» **Given exercise**: Write out the records beneath this line exactly as they appear, minus any images.

» **Records to use**:

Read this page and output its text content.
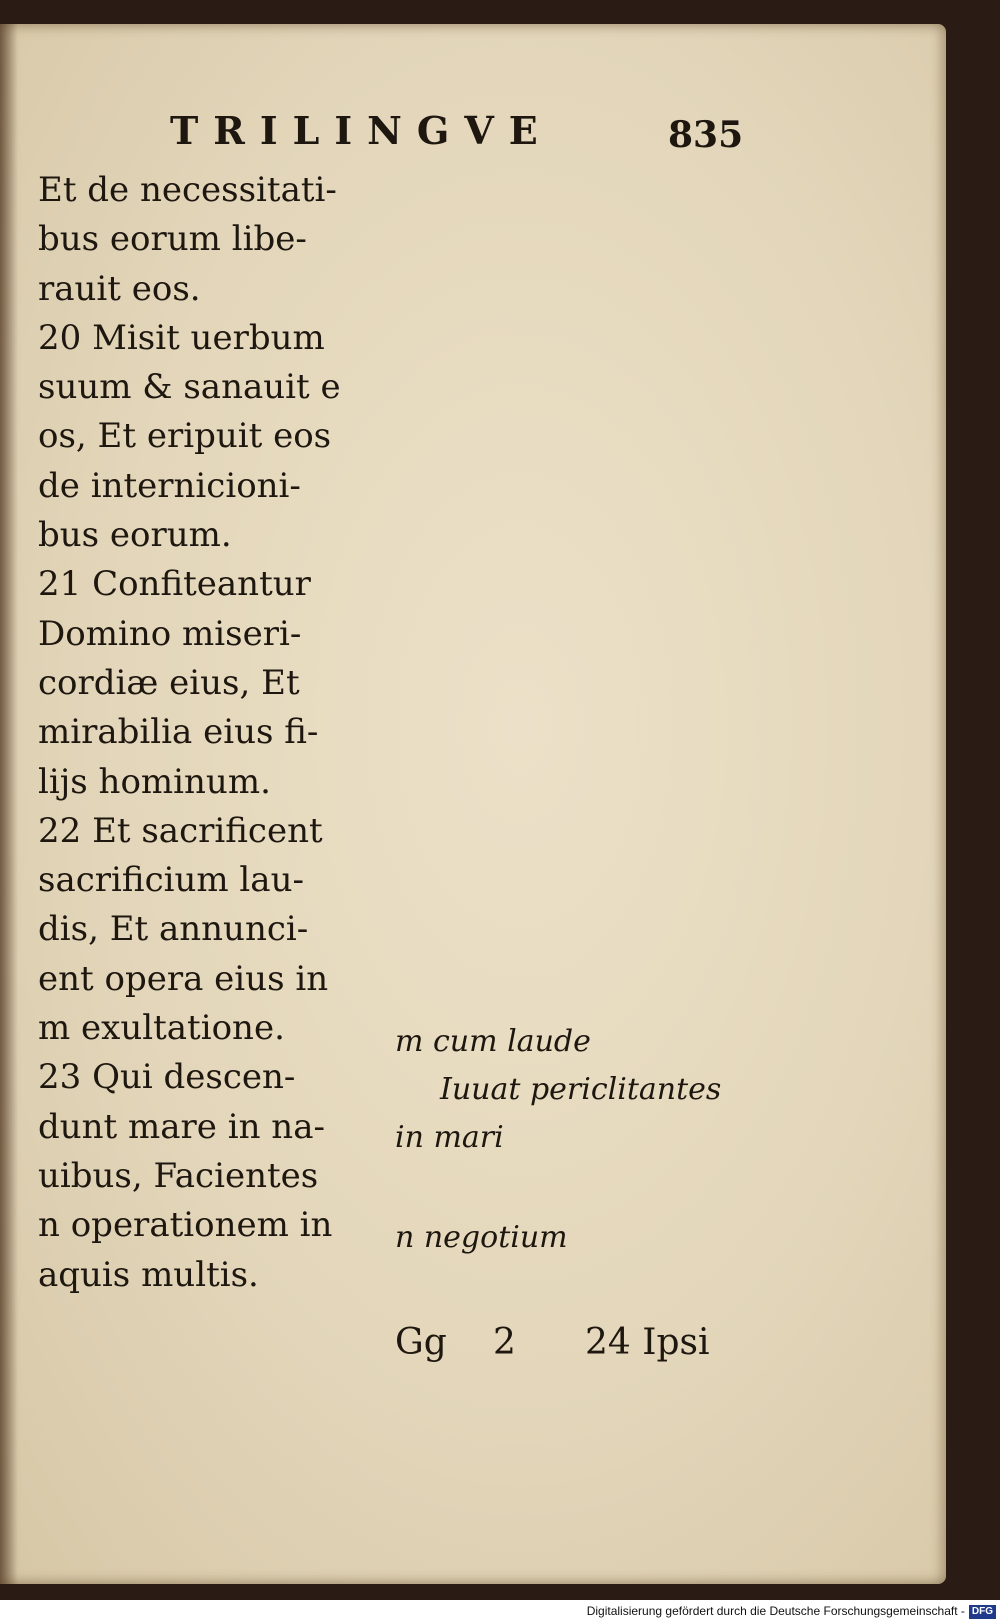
TRILINGVE	835
Et de necessitati-
bus eorum libe-
rauit eos.
20 Misit uerbum
suum & sanauit e
os, Et eripuit eos
de internicioni-
bus eorum.
21 Confiteantur
Domino miseri-
cordiæ eius, Et
mirabilia eius fi-
lijs hominum.
22 Et sacrificent
sacrificium lau-
dis, Et annunci-
ent opera eius in
m exultatione.
23 Qui descen-
dunt mare in na-
uibus, Facientes
n operationem in
aquis multis.
m cum laude
Iuuat periclitantes
in mari
n negotium
Gg 2 24 Ipsi
Digitalisierung gefördert durch die Deutsche Forschungsgemeinschaft - DFG
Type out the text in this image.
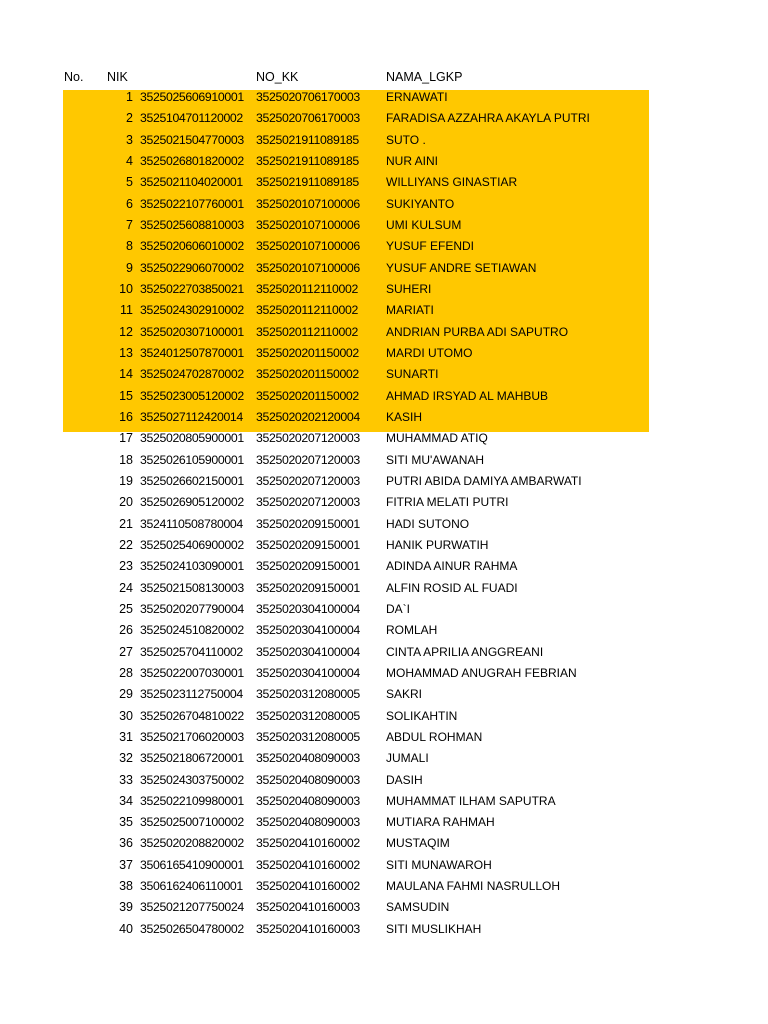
No. NIK	NO_KK	NAMA_LGKP
1 3525025606910001 3525020706170003 ERNAWATI
2 3525104701120002 3525020706170003 FARADISA AZZAHRA AKAYLA PUTRI
3 3525021504770003 3525021911089185 SUTO .
4 3525026801820002 3525021911089185 NUR AINI
5 3525021104020001 3525021911089185 WILLIYANS GINASTIAR
6 3525022107760001 3525020107100006 SUKIYANTO
7 3525025608810003 3525020107100006 UMI KULSUM
8 3525020606010002 3525020107100006 YUSUF EFENDI
9 3525022906070002 3525020107100006 YUSUF ANDRE SETIAWAN
10 3525022703850021 3525020112110002 SUHERI
11 3525024302910002 3525020112110002 MARIATI
12 3525020307100001 3525020112110002 ANDRIAN PURBA ADI SAPUTRO
13 3524012507870001 3525020201150002 MARDI UTOMO
14 3525024702870002 3525020201150002 SUNARTI
15 3525023005120002 3525020201150002 AHMAD IRSYAD AL MAHBUB
16 3525027112420014 3525020202120004 KASIH
17 3525020805900001 3525020207120003 MUHAMMAD ATIQ
18 3525026105900001 3525020207120003 SITI MU'AWANAH
19 3525026602150001 3525020207120003 PUTRI ABIDA DAMIYA AMBARWATI
20 3525026905120002 3525020207120003 FITRIA MELATI PUTRI
21 3524110508780004 3525020209150001 HADI SUTONO
22 3525025406900002 3525020209150001 HANIK PURWATIH
23 3525024103090001 3525020209150001 ADINDA AINUR RAHMA
24 3525021508130003 3525020209150001 ALFIN ROSID AL FUADI
25 3525020207790004 3525020304100004 DA`I
26 3525024510820002 3525020304100004 ROMLAH
27 3525025704110002 3525020304100004 CINTA APRILIA ANGGREANI
28 3525022007030001 3525020304100004 MOHAMMAD ANUGRAH FEBRIAN
29 3525023112750004 3525020312080005 SAKRI
30 3525026704810022 3525020312080005 SOLIKAHTIN
31 3525021706020003 3525020312080005 ABDUL ROHMAN
32 3525021806720001 3525020408090003 JUMALI
33 3525024303750002 3525020408090003 DASIH
34 3525022109980001 3525020408090003 MUHAMMAT ILHAM SAPUTRA
35 3525025007100002 3525020408090003 MUTIARA RAHMAH
36 3525020208820002 3525020410160002 MUSTAQIM
37 3506165410900001 3525020410160002 SITI MUNAWAROH
38 3506162406110001 3525020410160002 MAULANA FAHMI NASRULLOH
39 3525021207750024 3525020410160003 SAMSUDIN
40 3525026504780002 3525020410160003 SITI MUSLIKHAH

» **Task result**:
Read this page and output its text content.
TRILINGVE	835
Et de necessitati-
bus eorum libe-
rauit eos.
20 Misit uerbum
suum & sanauit e
os, Et eripuit eos
de internicioni-
bus eorum.
21 Confiteantur
Domino miseri-
cordiæ eius, Et
mirabilia eius fi-
lijs hominum.
22 Et sacrificent
sacrificium lau-
dis, Et annunci-
ent opera eius in
m exultatione.
23 Qui descen-
dunt mare in na-
uibus, Facientes
n operationem in
aquis multis.
m cum laude
Iuuat periclitantes
in mari
n negotium
Gg 2 24 Ipsi
Digitalisierung gefördert durch die Deutsche Forschungsgemeinschaft - DFG
Type out the text in this image.
No. NIK	NO_KK	NAMA_LGKP
1 3525025606910001 3525020706170003 ERNAWATI
2 3525104701120002 3525020706170003 FARADISA AZZAHRA AKAYLA PUTRI
3 3525021504770003 3525021911089185 SUTO .
4 3525026801820002 3525021911089185 NUR AINI
5 3525021104020001 3525021911089185 WILLIYANS GINASTIAR
6 3525022107760001 3525020107100006 SUKIYANTO
7 3525025608810003 3525020107100006 UMI KULSUM
8 3525020606010002 3525020107100006 YUSUF EFENDI
9 3525022906070002 3525020107100006 YUSUF ANDRE SETIAWAN
10 3525022703850021 3525020112110002 SUHERI
11 3525024302910002 3525020112110002 MARIATI
12 3525020307100001 3525020112110002 ANDRIAN PURBA ADI SAPUTRO
13 3524012507870001 3525020201150002 MARDI UTOMO
14 3525024702870002 3525020201150002 SUNARTI
15 3525023005120002 3525020201150002 AHMAD IRSYAD AL MAHBUB
16 3525027112420014 3525020202120004 KASIH
17 3525020805900001 3525020207120003 MUHAMMAD ATIQ
18 3525026105900001 3525020207120003 SITI MU'AWANAH
19 3525026602150001 3525020207120003 PUTRI ABIDA DAMIYA AMBARWATI
20 3525026905120002 3525020207120003 FITRIA MELATI PUTRI
21 3524110508780004 3525020209150001 HADI SUTONO
22 3525025406900002 3525020209150001 HANIK PURWATIH
23 3525024103090001 3525020209150001 ADINDA AINUR RAHMA
24 3525021508130003 3525020209150001 ALFIN ROSID AL FUADI
25 3525020207790004 3525020304100004 DA`I
26 3525024510820002 3525020304100004 ROMLAH
27 3525025704110002 3525020304100004 CINTA APRILIA ANGGREANI
28 3525022007030001 3525020304100004 MOHAMMAD ANUGRAH FEBRIAN
29 3525023112750004 3525020312080005 SAKRI
30 3525026704810022 3525020312080005 SOLIKAHTIN
31 3525021706020003 3525020312080005 ABDUL ROHMAN
32 3525021806720001 3525020408090003 JUMALI
33 3525024303750002 3525020408090003 DASIH
34 3525022109980001 3525020408090003 MUHAMMAT ILHAM SAPUTRA
35 3525025007100002 3525020408090003 MUTIARA RAHMAH
36 3525020208820002 3525020410160002 MUSTAQIM
37 3506165410900001 3525020410160002 SITI MUNAWAROH
38 3506162406110001 3525020410160002 MAULANA FAHMI NASRULLOH
39 3525021207750024 3525020410160003 SAMSUDIN
40 3525026504780002 3525020410160003 SITI MUSLIKHAH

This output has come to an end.